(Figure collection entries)

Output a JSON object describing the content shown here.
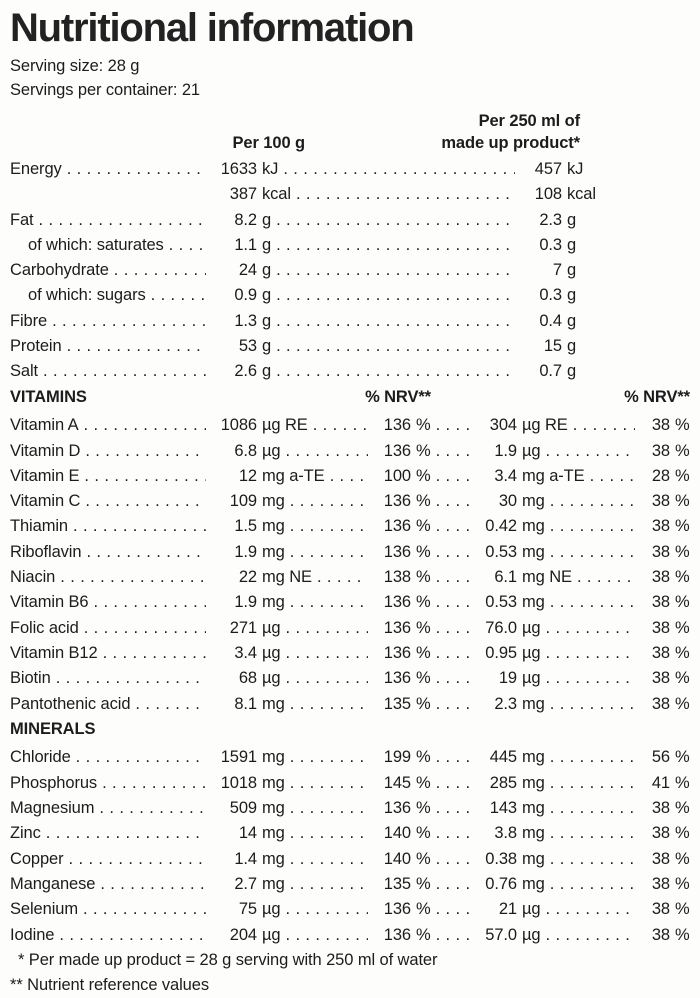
{
  "title": "Nutritional information",
  "serving_size": "Serving size: 28 g",
  "servings_per_container": "Servings per container: 21",
  "column_headers": {
    "per_100g": "Per 100 g",
    "per_250ml_line1": "Per 250 ml of",
    "per_250ml_line2": "made up product*",
    "nrv": "% NRV**"
  },
  "units": {
    "percent": "%"
  },
  "section_headers": {
    "vitamins": "VITAMINS",
    "minerals": "MINERALS"
  },
  "macro_rows": [
    {
      "label": "Energy",
      "per100_value": "1633",
      "per100_unit": "kJ",
      "per250_value": "457",
      "per250_unit": "kJ"
    },
    {
      "label": "",
      "continuation": true,
      "per100_value": "387",
      "per100_unit": "kcal",
      "per250_value": "108",
      "per250_unit": "kcal"
    },
    {
      "label": "Fat",
      "per100_value": "8.2",
      "per100_unit": "g",
      "per250_value": "2.3",
      "per250_unit": "g"
    },
    {
      "label": "of which: saturates",
      "indent": true,
      "per100_value": "1.1",
      "per100_unit": "g",
      "per250_value": "0.3",
      "per250_unit": "g"
    },
    {
      "label": "Carbohydrate",
      "per100_value": "24",
      "per100_unit": "g",
      "per250_value": "7",
      "per250_unit": "g"
    },
    {
      "label": "of which: sugars",
      "indent": true,
      "per100_value": "0.9",
      "per100_unit": "g",
      "per250_value": "0.3",
      "per250_unit": "g"
    },
    {
      "label": "Fibre",
      "per100_value": "1.3",
      "per100_unit": "g",
      "per250_value": "0.4",
      "per250_unit": "g"
    },
    {
      "label": "Protein",
      "per100_value": "53",
      "per100_unit": "g",
      "per250_value": "15",
      "per250_unit": "g"
    },
    {
      "label": "Salt",
      "per100_value": "2.6",
      "per100_unit": "g",
      "per250_value": "0.7",
      "per250_unit": "g"
    }
  ],
  "vitamin_rows": [
    {
      "label": "Vitamin A",
      "per100_value": "1086",
      "per100_unit": "µg RE",
      "nrv_per100": "136",
      "per250_value": "304",
      "per250_unit": "µg RE",
      "nrv_per250": "38"
    },
    {
      "label": "Vitamin D",
      "per100_value": "6.8",
      "per100_unit": "µg",
      "nrv_per100": "136",
      "per250_value": "1.9",
      "per250_unit": "µg",
      "nrv_per250": "38"
    },
    {
      "label": "Vitamin E",
      "per100_value": "12",
      "per100_unit": "mg a-TE",
      "nrv_per100": "100",
      "per250_value": "3.4",
      "per250_unit": "mg a-TE",
      "nrv_per250": "28"
    },
    {
      "label": "Vitamin C",
      "per100_value": "109",
      "per100_unit": "mg",
      "nrv_per100": "136",
      "per250_value": "30",
      "per250_unit": "mg",
      "nrv_per250": "38"
    },
    {
      "label": "Thiamin",
      "per100_value": "1.5",
      "per100_unit": "mg",
      "nrv_per100": "136",
      "per250_value": "0.42",
      "per250_unit": "mg",
      "nrv_per250": "38"
    },
    {
      "label": "Riboflavin",
      "per100_value": "1.9",
      "per100_unit": "mg",
      "nrv_per100": "136",
      "per250_value": "0.53",
      "per250_unit": "mg",
      "nrv_per250": "38"
    },
    {
      "label": "Niacin",
      "per100_value": "22",
      "per100_unit": "mg NE",
      "nrv_per100": "138",
      "per250_value": "6.1",
      "per250_unit": "mg NE",
      "nrv_per250": "38"
    },
    {
      "label": "Vitamin B6",
      "per100_value": "1.9",
      "per100_unit": "mg",
      "nrv_per100": "136",
      "per250_value": "0.53",
      "per250_unit": "mg",
      "nrv_per250": "38"
    },
    {
      "label": "Folic acid",
      "per100_value": "271",
      "per100_unit": "µg",
      "nrv_per100": "136",
      "per250_value": "76.0",
      "per250_unit": "µg",
      "nrv_per250": "38"
    },
    {
      "label": "Vitamin B12",
      "per100_value": "3.4",
      "per100_unit": "µg",
      "nrv_per100": "136",
      "per250_value": "0.95",
      "per250_unit": "µg",
      "nrv_per250": "38"
    },
    {
      "label": "Biotin",
      "per100_value": "68",
      "per100_unit": "µg",
      "nrv_per100": "136",
      "per250_value": "19",
      "per250_unit": "µg",
      "nrv_per250": "38"
    },
    {
      "label": "Pantothenic acid",
      "per100_value": "8.1",
      "per100_unit": "mg",
      "nrv_per100": "135",
      "per250_value": "2.3",
      "per250_unit": "mg",
      "nrv_per250": "38"
    }
  ],
  "mineral_rows": [
    {
      "label": "Chloride",
      "per100_value": "1591",
      "per100_unit": "mg",
      "nrv_per100": "199",
      "per250_value": "445",
      "per250_unit": "mg",
      "nrv_per250": "56"
    },
    {
      "label": "Phosphorus",
      "per100_value": "1018",
      "per100_unit": "mg",
      "nrv_per100": "145",
      "per250_value": "285",
      "per250_unit": "mg",
      "nrv_per250": "41"
    },
    {
      "label": "Magnesium",
      "per100_value": "509",
      "per100_unit": "mg",
      "nrv_per100": "136",
      "per250_value": "143",
      "per250_unit": "mg",
      "nrv_per250": "38"
    },
    {
      "label": "Zinc",
      "per100_value": "14",
      "per100_unit": "mg",
      "nrv_per100": "140",
      "per250_value": "3.8",
      "per250_unit": "mg",
      "nrv_per250": "38"
    },
    {
      "label": "Copper",
      "per100_value": "1.4",
      "per100_unit": "mg",
      "nrv_per100": "140",
      "per250_value": "0.38",
      "per250_unit": "mg",
      "nrv_per250": "38"
    },
    {
      "label": "Manganese",
      "per100_value": "2.7",
      "per100_unit": "mg",
      "nrv_per100": "135",
      "per250_value": "0.76",
      "per250_unit": "mg",
      "nrv_per250": "38"
    },
    {
      "label": "Selenium",
      "per100_value": "75",
      "per100_unit": "µg",
      "nrv_per100": "136",
      "per250_value": "21",
      "per250_unit": "µg",
      "nrv_per250": "38"
    },
    {
      "label": "Iodine",
      "per100_value": "204",
      "per100_unit": "µg",
      "nrv_per100": "136",
      "per250_value": "57.0",
      "per250_unit": "µg",
      "nrv_per250": "38"
    }
  ],
  "footnotes": [
    "* Per made up product = 28 g serving with 250 ml of water",
    "** Nutrient reference values"
  ]
}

## About this task
Leave the images aside and transcribe all entries exactly.

## Answer to this exercise
Output a JSON object describing the content shown here.
{
  "title": "Nutritional information",
  "serving_size": "Serving size: 28 g",
  "servings_per_container": "Servings per container: 21",
  "column_headers": {
    "per_100g": "Per 100 g",
    "per_250ml_line1": "Per 250 ml of",
    "per_250ml_line2": "made up product*",
    "nrv": "% NRV**"
  },
  "units": {
    "percent": "%"
  },
  "section_headers": {
    "vitamins": "VITAMINS",
    "minerals": "MINERALS"
  },
  "macro_rows": [
    {
      "label": "Energy",
      "per100_value": "1633",
      "per100_unit": "kJ",
      "per250_value": "457",
      "per250_unit": "kJ"
    },
    {
      "label": "",
      "continuation": true,
      "per100_value": "387",
      "per100_unit": "kcal",
      "per250_value": "108",
      "per250_unit": "kcal"
    },
    {
      "label": "Fat",
      "per100_value": "8.2",
      "per100_unit": "g",
      "per250_value": "2.3",
      "per250_unit": "g"
    },
    {
      "label": "of which: saturates",
      "indent": true,
      "per100_value": "1.1",
      "per100_unit": "g",
      "per250_value": "0.3",
      "per250_unit": "g"
    },
    {
      "label": "Carbohydrate",
      "per100_value": "24",
      "per100_unit": "g",
      "per250_value": "7",
      "per250_unit": "g"
    },
    {
      "label": "of which: sugars",
      "indent": true,
      "per100_value": "0.9",
      "per100_unit": "g",
      "per250_value": "0.3",
      "per250_unit": "g"
    },
    {
      "label": "Fibre",
      "per100_value": "1.3",
      "per100_unit": "g",
      "per250_value": "0.4",
      "per250_unit": "g"
    },
    {
      "label": "Protein",
      "per100_value": "53",
      "per100_unit": "g",
      "per250_value": "15",
      "per250_unit": "g"
    },
    {
      "label": "Salt",
      "per100_value": "2.6",
      "per100_unit": "g",
      "per250_value": "0.7",
      "per250_unit": "g"
    }
  ],
  "vitamin_rows": [
    {
      "label": "Vitamin A",
      "per100_value": "1086",
      "per100_unit": "µg RE",
      "nrv_per100": "136",
      "per250_value": "304",
      "per250_unit": "µg RE",
      "nrv_per250": "38"
    },
    {
      "label": "Vitamin D",
      "per100_value": "6.8",
      "per100_unit": "µg",
      "nrv_per100": "136",
      "per250_value": "1.9",
      "per250_unit": "µg",
      "nrv_per250": "38"
    },
    {
      "label": "Vitamin E",
      "per100_value": "12",
      "per100_unit": "mg a-TE",
      "nrv_per100": "100",
      "per250_value": "3.4",
      "per250_unit": "mg a-TE",
      "nrv_per250": "28"
    },
    {
      "label": "Vitamin C",
      "per100_value": "109",
      "per100_unit": "mg",
      "nrv_per100": "136",
      "per250_value": "30",
      "per250_unit": "mg",
      "nrv_per250": "38"
    },
    {
      "label": "Thiamin",
      "per100_value": "1.5",
      "per100_unit": "mg",
      "nrv_per100": "136",
      "per250_value": "0.42",
      "per250_unit": "mg",
      "nrv_per250": "38"
    },
    {
      "label": "Riboflavin",
      "per100_value": "1.9",
      "per100_unit": "mg",
      "nrv_per100": "136",
      "per250_value": "0.53",
      "per250_unit": "mg",
      "nrv_per250": "38"
    },
    {
      "label": "Niacin",
      "per100_value": "22",
      "per100_unit": "mg NE",
      "nrv_per100": "138",
      "per250_value": "6.1",
      "per250_unit": "mg NE",
      "nrv_per250": "38"
    },
    {
      "label": "Vitamin B6",
      "per100_value": "1.9",
      "per100_unit": "mg",
      "nrv_per100": "136",
      "per250_value": "0.53",
      "per250_unit": "mg",
      "nrv_per250": "38"
    },
    {
      "label": "Folic acid",
      "per100_value": "271",
      "per100_unit": "µg",
      "nrv_per100": "136",
      "per250_value": "76.0",
      "per250_unit": "µg",
      "nrv_per250": "38"
    },
    {
      "label": "Vitamin B12",
      "per100_value": "3.4",
      "per100_unit": "µg",
      "nrv_per100": "136",
      "per250_value": "0.95",
      "per250_unit": "µg",
      "nrv_per250": "38"
    },
    {
      "label": "Biotin",
      "per100_value": "68",
      "per100_unit": "µg",
      "nrv_per100": "136",
      "per250_value": "19",
      "per250_unit": "µg",
      "nrv_per250": "38"
    },
    {
      "label": "Pantothenic acid",
      "per100_value": "8.1",
      "per100_unit": "mg",
      "nrv_per100": "135",
      "per250_value": "2.3",
      "per250_unit": "mg",
      "nrv_per250": "38"
    }
  ],
  "mineral_rows": [
    {
      "label": "Chloride",
      "per100_value": "1591",
      "per100_unit": "mg",
      "nrv_per100": "199",
      "per250_value": "445",
      "per250_unit": "mg",
      "nrv_per250": "56"
    },
    {
      "label": "Phosphorus",
      "per100_value": "1018",
      "per100_unit": "mg",
      "nrv_per100": "145",
      "per250_value": "285",
      "per250_unit": "mg",
      "nrv_per250": "41"
    },
    {
      "label": "Magnesium",
      "per100_value": "509",
      "per100_unit": "mg",
      "nrv_per100": "136",
      "per250_value": "143",
      "per250_unit": "mg",
      "nrv_per250": "38"
    },
    {
      "label": "Zinc",
      "per100_value": "14",
      "per100_unit": "mg",
      "nrv_per100": "140",
      "per250_value": "3.8",
      "per250_unit": "mg",
      "nrv_per250": "38"
    },
    {
      "label": "Copper",
      "per100_value": "1.4",
      "per100_unit": "mg",
      "nrv_per100": "140",
      "per250_value": "0.38",
      "per250_unit": "mg",
      "nrv_per250": "38"
    },
    {
      "label": "Manganese",
      "per100_value": "2.7",
      "per100_unit": "mg",
      "nrv_per100": "135",
      "per250_value": "0.76",
      "per250_unit": "mg",
      "nrv_per250": "38"
    },
    {
      "label": "Selenium",
      "per100_value": "75",
      "per100_unit": "µg",
      "nrv_per100": "136",
      "per250_value": "21",
      "per250_unit": "µg",
      "nrv_per250": "38"
    },
    {
      "label": "Iodine",
      "per100_value": "204",
      "per100_unit": "µg",
      "nrv_per100": "136",
      "per250_value": "57.0",
      "per250_unit": "µg",
      "nrv_per250": "38"
    }
  ],
  "footnotes": [
    "* Per made up product = 28 g serving with 250 ml of water",
    "** Nutrient reference values"
  ]
}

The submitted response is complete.